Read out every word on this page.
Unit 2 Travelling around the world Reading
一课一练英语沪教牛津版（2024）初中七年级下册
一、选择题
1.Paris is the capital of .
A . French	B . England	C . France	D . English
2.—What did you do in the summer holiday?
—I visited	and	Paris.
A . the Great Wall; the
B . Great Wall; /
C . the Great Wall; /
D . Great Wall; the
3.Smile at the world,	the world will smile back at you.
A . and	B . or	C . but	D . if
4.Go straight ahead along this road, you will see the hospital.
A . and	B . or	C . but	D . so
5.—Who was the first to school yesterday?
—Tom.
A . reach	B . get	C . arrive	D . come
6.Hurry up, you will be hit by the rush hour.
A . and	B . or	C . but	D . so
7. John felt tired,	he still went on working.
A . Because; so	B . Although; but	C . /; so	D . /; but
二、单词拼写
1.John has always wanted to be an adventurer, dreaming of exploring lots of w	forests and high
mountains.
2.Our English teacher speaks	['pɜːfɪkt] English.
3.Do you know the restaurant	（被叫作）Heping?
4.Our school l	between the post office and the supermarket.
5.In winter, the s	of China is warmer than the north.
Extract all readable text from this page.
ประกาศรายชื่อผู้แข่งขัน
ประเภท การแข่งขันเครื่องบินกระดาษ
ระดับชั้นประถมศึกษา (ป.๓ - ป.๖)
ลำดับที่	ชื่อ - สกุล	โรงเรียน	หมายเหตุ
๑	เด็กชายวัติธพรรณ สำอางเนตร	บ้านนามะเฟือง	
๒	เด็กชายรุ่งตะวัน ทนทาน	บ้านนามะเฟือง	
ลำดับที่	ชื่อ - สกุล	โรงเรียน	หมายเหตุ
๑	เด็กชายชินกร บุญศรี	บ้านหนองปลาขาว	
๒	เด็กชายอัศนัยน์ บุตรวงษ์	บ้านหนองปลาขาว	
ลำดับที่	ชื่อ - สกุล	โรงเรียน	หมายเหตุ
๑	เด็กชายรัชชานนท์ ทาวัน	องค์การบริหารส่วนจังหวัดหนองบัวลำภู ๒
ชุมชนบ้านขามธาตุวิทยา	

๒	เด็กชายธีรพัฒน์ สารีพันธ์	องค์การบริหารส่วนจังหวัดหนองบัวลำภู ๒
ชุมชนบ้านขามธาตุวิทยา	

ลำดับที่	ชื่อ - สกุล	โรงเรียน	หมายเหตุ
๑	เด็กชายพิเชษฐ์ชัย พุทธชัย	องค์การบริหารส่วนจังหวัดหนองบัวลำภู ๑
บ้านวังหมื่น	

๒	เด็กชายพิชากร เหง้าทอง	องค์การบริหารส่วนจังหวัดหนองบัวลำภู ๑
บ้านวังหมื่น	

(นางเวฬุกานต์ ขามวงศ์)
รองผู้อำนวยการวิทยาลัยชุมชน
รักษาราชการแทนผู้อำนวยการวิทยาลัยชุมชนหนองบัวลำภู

# # #

*Task brief*:
Copy each record from above exactly, and include every line.

*The result*:
Read out every word on this page.
Unit 2 Travelling around the world Reading
一课一练英语沪教牛津版（2024）初中七年级下册
一、选择题
1.Paris is the capital of .
A . French	B . England	C . France	D . English
2.—What did you do in the summer holiday?
—I visited	and	Paris.
A . the Great Wall; the
B . Great Wall; /
C . the Great Wall; /
D . Great Wall; the
3.Smile at the world,	the world will smile back at you.
A . and	B . or	C . but	D . if
4.Go straight ahead along this road, you will see the hospital.
A . and	B . or	C . but	D . so
5.—Who was the first to school yesterday?
—Tom.
A . reach	B . get	C . arrive	D . come
6.Hurry up, you will be hit by the rush hour.
A . and	B . or	C . but	D . so
7. John felt tired,	he still went on working.
A . Because; so	B . Although; but	C . /; so	D . /; but
二、单词拼写
1.John has always wanted to be an adventurer, dreaming of exploring lots of w	forests and high
mountains.
2.Our English teacher speaks	['pɜːfɪkt] English.
3.Do you know the restaurant	（被叫作）Heping?
4.Our school l	between the post office and the supermarket.
5.In winter, the s	of China is warmer than the north.
Extract all readable text from this page.
ประกาศรายชื่อผู้แข่งขัน
ประเภท การแข่งขันเครื่องบินกระดาษ
ระดับชั้นประถมศึกษา (ป.๓ - ป.๖)
ลำดับที่	ชื่อ - สกุล	โรงเรียน	หมายเหตุ
๑	เด็กชายวัติธพรรณ สำอางเนตร	บ้านนามะเฟือง	
๒	เด็กชายรุ่งตะวัน ทนทาน	บ้านนามะเฟือง	
ลำดับที่	ชื่อ - สกุล	โรงเรียน	หมายเหตุ
๑	เด็กชายชินกร บุญศรี	บ้านหนองปลาขาว	
๒	เด็กชายอัศนัยน์ บุตรวงษ์	บ้านหนองปลาขาว	
ลำดับที่	ชื่อ - สกุล	โรงเรียน	หมายเหตุ
๑	เด็กชายรัชชานนท์ ทาวัน	องค์การบริหารส่วนจังหวัดหนองบัวลำภู ๒
ชุมชนบ้านขามธาตุวิทยา	

๒	เด็กชายธีรพัฒน์ สารีพันธ์	องค์การบริหารส่วนจังหวัดหนองบัวลำภู ๒
ชุมชนบ้านขามธาตุวิทยา	

ลำดับที่	ชื่อ - สกุล	โรงเรียน	หมายเหตุ
๑	เด็กชายพิเชษฐ์ชัย พุทธชัย	องค์การบริหารส่วนจังหวัดหนองบัวลำภู ๑
บ้านวังหมื่น	

๒	เด็กชายพิชากร เหง้าทอง	องค์การบริหารส่วนจังหวัดหนองบัวลำภู ๑
บ้านวังหมื่น	

(นางเวฬุกานต์ ขามวงศ์)
รองผู้อำนวยการวิทยาลัยชุมชน
รักษาราชการแทนผู้อำนวยการวิทยาลัยชุมชนหนองบัวลำภู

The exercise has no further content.